What you will do:
Pull out each line of the records holding the string "Smart".

Information given:
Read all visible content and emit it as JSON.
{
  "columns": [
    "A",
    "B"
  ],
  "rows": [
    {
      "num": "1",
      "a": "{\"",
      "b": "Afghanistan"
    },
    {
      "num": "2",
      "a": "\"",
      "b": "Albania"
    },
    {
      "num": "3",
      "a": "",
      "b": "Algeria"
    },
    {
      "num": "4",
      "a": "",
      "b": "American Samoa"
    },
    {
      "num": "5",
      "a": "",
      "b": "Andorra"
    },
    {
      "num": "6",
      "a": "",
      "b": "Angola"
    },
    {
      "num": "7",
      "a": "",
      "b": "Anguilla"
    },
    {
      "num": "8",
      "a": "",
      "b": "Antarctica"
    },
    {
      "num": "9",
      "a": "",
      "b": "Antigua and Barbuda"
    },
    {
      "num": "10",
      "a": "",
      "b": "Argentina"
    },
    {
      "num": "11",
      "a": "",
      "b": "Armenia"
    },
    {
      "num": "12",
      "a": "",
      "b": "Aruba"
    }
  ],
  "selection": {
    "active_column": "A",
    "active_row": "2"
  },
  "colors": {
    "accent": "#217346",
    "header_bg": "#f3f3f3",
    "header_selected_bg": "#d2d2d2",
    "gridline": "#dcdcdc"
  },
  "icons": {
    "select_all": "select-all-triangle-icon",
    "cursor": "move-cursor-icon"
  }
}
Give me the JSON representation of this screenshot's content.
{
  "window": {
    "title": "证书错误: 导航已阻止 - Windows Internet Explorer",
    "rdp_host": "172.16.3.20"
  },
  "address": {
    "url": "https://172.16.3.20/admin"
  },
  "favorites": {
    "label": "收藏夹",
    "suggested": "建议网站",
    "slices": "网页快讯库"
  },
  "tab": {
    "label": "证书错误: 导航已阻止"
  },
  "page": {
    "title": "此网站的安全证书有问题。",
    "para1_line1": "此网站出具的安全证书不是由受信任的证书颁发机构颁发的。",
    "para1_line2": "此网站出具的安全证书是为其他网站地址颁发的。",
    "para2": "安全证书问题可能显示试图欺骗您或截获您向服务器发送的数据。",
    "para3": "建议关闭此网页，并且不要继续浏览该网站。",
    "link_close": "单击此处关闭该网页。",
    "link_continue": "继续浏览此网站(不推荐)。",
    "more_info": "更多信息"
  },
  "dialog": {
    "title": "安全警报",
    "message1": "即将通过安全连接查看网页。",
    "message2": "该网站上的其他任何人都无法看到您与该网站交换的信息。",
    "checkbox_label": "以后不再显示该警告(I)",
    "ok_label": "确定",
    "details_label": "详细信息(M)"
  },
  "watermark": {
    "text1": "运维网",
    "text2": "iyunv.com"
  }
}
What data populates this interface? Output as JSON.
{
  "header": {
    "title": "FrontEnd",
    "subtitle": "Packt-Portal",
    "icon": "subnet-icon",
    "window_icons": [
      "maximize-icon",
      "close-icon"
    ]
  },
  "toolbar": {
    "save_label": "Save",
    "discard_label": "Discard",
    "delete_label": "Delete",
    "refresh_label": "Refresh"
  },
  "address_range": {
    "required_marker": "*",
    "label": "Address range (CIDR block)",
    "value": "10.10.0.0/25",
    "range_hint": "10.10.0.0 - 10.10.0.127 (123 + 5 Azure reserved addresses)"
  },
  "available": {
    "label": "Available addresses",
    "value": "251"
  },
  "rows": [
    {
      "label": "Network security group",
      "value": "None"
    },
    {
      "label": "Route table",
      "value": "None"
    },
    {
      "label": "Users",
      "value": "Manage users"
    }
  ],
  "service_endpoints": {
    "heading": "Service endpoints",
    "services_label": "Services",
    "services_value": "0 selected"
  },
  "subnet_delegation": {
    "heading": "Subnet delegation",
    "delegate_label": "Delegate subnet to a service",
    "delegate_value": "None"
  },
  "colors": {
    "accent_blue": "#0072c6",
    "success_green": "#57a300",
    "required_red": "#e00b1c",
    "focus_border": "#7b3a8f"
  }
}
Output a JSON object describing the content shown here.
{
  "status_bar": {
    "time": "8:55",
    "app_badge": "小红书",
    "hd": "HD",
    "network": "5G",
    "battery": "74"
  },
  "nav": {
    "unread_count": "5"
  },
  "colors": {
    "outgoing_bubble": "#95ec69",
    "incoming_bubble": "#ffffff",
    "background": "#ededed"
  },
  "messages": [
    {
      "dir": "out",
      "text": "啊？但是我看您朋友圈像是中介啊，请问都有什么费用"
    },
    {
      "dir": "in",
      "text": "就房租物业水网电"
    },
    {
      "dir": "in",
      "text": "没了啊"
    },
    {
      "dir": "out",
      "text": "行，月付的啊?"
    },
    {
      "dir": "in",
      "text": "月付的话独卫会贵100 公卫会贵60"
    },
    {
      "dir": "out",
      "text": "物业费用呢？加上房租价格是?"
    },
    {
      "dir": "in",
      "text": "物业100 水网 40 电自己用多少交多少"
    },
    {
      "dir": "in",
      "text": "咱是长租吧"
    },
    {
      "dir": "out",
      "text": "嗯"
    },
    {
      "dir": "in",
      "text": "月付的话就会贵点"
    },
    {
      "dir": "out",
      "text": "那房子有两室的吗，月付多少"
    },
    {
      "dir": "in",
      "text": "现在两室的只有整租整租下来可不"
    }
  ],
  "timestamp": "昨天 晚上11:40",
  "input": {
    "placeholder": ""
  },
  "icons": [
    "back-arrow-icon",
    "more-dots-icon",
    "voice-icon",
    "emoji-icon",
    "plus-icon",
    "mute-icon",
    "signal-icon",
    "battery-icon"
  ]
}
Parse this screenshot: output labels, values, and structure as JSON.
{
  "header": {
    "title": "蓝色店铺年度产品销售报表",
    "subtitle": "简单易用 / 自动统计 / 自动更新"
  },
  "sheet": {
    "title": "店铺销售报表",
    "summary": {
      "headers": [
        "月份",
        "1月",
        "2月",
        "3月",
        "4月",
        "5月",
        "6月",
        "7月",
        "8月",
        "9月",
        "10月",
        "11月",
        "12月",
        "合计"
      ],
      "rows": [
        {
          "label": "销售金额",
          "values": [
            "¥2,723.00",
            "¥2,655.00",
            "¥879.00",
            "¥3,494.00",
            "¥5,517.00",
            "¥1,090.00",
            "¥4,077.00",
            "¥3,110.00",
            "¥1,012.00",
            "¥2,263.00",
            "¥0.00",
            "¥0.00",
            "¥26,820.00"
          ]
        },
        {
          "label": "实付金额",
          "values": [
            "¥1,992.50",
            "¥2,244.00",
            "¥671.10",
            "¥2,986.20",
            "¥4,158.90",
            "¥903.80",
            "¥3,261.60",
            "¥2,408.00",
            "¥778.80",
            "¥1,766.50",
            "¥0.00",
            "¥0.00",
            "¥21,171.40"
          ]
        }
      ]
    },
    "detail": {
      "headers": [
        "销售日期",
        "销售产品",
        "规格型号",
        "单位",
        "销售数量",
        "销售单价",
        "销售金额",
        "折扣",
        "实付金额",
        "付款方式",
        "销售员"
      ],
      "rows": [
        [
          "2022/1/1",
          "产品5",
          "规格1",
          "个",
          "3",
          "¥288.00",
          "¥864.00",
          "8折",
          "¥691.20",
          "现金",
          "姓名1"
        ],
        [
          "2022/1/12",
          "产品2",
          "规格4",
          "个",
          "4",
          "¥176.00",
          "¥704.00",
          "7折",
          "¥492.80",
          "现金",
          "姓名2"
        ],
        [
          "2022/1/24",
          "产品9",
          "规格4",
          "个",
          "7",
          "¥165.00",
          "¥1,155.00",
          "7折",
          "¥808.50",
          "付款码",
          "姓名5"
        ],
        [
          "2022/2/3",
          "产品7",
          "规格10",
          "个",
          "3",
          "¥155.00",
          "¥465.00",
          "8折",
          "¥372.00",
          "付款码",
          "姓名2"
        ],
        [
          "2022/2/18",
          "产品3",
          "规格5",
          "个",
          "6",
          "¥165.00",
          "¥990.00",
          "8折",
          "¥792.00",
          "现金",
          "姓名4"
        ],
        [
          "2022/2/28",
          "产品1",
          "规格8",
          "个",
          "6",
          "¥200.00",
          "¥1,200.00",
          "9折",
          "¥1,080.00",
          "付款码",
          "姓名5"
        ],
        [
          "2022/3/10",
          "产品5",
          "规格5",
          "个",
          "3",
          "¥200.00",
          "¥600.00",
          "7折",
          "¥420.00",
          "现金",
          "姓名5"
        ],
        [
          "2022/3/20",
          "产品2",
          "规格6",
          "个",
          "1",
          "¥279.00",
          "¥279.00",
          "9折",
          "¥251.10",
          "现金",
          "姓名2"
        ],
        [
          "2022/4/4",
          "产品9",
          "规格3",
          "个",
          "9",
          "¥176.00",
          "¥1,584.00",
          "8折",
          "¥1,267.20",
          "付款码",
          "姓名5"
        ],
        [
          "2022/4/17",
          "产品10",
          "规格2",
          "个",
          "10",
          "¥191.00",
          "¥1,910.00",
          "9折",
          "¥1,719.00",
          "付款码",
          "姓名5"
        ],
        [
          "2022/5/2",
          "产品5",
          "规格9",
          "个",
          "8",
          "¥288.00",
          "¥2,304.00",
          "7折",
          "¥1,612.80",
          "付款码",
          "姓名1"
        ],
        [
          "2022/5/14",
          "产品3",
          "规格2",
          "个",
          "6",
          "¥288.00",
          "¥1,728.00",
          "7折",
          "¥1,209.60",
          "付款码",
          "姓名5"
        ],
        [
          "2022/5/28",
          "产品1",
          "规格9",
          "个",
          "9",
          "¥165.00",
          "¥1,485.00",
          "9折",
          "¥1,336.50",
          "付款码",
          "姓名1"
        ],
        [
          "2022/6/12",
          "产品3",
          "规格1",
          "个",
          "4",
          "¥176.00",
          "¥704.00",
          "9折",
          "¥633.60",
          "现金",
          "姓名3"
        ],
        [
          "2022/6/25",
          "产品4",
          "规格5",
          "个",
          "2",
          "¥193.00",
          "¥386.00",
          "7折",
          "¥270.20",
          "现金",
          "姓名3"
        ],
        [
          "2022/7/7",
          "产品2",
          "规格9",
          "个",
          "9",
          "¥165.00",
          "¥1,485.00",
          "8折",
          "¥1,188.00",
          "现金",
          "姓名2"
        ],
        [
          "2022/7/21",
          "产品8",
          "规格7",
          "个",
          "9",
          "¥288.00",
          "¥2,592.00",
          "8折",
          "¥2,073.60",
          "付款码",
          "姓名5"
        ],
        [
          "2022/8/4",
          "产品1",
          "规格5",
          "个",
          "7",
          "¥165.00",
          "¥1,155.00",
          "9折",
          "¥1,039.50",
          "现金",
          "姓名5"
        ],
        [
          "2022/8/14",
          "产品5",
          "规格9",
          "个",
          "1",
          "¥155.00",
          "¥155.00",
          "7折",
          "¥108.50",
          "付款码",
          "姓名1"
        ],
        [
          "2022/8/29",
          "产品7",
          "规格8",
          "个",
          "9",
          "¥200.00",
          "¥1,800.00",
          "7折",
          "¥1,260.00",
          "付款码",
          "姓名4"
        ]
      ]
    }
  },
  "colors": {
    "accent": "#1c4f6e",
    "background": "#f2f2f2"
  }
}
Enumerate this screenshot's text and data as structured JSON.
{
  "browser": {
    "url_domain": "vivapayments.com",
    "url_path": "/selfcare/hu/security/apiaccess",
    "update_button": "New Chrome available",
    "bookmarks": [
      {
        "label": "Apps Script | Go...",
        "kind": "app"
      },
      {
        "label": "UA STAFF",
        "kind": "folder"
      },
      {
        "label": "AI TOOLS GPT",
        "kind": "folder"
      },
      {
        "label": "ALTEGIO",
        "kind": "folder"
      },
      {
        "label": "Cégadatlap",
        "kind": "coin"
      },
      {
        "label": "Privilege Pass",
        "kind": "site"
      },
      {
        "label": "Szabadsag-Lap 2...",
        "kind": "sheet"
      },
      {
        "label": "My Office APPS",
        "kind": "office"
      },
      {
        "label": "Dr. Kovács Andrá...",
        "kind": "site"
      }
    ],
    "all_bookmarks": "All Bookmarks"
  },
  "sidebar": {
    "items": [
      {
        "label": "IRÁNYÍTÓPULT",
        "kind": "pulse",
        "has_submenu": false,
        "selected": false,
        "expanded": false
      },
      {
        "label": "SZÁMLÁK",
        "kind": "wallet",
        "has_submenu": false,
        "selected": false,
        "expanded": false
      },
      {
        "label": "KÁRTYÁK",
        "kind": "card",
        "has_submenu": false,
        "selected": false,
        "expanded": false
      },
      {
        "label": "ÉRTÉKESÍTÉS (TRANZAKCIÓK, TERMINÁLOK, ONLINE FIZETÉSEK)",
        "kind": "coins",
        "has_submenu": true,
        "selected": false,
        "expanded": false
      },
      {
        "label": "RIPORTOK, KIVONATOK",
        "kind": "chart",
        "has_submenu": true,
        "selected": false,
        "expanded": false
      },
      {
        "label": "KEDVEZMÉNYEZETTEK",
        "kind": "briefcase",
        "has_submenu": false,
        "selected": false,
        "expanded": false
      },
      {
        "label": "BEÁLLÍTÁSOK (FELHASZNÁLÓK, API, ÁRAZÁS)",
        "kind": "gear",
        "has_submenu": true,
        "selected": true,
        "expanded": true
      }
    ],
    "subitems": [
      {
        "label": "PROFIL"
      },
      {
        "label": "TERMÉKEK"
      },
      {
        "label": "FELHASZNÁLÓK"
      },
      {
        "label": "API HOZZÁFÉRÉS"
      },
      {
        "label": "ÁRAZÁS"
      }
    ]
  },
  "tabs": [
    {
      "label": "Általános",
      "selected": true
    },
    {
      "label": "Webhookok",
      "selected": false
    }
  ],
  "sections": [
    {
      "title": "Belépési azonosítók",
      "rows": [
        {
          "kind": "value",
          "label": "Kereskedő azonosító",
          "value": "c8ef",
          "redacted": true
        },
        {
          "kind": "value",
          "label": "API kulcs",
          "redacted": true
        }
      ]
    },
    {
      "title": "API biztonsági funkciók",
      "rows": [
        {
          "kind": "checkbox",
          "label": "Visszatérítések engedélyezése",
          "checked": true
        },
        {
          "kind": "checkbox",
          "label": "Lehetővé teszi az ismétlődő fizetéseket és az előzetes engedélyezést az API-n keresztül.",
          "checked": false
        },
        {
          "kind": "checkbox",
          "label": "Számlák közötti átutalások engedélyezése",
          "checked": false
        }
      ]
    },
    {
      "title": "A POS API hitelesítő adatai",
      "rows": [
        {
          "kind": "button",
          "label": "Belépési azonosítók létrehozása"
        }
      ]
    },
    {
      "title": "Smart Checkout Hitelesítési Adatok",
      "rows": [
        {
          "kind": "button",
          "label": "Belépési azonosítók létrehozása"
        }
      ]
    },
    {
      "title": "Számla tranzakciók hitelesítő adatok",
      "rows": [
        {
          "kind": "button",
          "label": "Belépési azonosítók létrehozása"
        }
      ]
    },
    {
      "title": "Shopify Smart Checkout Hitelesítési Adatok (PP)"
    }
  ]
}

Task solution:
      "title": "Smart Checkout Hitelesítési Adatok",
      "title": "Shopify Smart Checkout Hitelesítési Adatok (PP)"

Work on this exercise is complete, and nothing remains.